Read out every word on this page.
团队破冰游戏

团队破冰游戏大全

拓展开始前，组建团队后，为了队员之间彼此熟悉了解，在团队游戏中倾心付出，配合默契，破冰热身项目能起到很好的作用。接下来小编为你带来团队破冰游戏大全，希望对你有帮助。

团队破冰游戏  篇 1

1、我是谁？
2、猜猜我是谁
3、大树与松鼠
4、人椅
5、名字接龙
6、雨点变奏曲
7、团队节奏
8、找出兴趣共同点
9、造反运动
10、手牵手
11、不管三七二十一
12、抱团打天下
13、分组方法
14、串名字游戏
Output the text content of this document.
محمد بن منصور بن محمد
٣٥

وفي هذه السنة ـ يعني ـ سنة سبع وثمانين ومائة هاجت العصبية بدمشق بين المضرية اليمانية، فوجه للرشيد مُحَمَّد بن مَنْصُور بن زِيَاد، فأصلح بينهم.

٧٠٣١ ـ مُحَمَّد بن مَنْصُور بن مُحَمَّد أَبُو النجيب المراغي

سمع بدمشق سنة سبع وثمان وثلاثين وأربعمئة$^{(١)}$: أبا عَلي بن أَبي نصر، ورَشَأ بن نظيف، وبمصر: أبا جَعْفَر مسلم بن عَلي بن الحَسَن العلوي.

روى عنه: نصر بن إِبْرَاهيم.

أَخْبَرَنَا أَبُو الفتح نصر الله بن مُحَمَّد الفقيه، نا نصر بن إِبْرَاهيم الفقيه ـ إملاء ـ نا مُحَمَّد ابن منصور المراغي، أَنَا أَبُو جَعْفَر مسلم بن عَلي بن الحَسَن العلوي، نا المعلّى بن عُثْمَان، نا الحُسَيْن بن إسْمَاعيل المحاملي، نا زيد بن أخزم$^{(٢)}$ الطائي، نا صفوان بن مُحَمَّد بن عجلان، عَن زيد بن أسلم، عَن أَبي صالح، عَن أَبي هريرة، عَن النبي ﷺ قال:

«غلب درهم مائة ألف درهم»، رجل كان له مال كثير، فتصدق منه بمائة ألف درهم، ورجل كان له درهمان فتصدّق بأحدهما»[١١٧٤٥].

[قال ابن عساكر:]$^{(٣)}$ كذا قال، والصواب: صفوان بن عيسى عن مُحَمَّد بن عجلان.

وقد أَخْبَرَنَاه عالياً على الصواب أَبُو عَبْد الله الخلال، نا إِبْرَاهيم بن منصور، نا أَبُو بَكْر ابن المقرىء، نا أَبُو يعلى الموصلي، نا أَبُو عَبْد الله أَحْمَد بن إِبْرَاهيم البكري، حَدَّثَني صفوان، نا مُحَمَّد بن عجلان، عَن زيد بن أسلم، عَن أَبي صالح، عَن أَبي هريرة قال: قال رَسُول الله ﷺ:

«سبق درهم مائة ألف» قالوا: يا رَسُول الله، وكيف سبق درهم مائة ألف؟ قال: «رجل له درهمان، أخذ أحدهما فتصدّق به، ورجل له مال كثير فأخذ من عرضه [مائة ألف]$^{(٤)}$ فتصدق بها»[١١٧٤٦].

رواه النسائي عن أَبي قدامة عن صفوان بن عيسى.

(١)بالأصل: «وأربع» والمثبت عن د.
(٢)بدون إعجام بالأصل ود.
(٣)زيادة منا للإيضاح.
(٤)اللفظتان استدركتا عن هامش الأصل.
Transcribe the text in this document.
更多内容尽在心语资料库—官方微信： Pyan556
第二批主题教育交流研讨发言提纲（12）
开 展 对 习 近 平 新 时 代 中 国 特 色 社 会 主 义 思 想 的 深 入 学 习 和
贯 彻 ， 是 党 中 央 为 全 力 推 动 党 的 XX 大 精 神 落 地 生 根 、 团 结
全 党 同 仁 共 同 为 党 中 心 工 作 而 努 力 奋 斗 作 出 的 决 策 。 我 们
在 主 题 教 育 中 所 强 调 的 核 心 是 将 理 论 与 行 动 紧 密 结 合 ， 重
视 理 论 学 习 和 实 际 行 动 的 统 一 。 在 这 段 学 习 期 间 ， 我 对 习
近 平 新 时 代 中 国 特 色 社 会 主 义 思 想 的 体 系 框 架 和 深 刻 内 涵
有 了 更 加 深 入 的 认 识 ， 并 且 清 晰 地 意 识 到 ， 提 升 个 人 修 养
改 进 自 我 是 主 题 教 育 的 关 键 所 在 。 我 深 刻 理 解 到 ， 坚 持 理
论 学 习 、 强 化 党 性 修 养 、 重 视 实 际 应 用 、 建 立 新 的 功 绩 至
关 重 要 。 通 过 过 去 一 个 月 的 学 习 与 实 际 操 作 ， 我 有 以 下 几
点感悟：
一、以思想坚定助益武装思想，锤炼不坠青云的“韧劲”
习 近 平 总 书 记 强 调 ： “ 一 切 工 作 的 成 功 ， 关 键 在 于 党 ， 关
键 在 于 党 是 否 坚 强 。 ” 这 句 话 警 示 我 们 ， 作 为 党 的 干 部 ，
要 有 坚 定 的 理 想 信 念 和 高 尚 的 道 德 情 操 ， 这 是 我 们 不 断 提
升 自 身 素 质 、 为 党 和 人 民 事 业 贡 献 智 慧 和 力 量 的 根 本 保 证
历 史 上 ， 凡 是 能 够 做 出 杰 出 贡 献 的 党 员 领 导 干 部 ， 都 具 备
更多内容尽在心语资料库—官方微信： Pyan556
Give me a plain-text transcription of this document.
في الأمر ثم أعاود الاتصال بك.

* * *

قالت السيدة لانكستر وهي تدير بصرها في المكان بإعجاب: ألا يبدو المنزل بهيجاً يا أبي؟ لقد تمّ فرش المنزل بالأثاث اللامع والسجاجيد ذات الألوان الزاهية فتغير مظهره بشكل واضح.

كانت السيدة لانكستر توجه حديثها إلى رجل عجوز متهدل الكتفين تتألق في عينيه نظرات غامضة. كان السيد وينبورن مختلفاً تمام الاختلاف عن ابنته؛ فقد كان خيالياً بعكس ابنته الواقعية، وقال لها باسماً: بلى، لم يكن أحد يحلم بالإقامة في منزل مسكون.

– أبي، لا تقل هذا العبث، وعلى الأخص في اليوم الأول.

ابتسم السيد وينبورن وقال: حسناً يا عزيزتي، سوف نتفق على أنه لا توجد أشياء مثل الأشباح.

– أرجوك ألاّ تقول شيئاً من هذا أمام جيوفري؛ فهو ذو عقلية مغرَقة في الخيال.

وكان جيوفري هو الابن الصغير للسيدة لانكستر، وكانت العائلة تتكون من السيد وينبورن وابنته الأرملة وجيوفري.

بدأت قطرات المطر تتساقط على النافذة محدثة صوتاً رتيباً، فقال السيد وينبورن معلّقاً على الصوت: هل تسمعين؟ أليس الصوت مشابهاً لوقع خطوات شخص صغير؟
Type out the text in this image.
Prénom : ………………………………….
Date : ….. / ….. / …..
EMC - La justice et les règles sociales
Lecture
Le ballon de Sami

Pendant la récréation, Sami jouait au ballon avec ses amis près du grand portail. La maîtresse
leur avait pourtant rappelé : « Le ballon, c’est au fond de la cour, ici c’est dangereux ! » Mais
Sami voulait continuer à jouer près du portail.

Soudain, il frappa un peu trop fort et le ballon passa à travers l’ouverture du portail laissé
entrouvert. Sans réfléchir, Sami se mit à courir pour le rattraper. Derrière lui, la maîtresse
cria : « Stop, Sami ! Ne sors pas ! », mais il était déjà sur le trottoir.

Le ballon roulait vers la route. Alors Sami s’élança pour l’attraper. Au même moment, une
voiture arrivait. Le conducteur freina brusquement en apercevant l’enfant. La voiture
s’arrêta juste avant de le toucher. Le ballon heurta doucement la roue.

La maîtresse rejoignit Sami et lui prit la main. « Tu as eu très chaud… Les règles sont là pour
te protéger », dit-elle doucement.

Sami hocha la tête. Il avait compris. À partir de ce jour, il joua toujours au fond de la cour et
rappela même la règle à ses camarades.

> [Given instruction]:
Give the number of lines containing the word "maîtresse". No other answer is needed.

> [Answer in full]:
3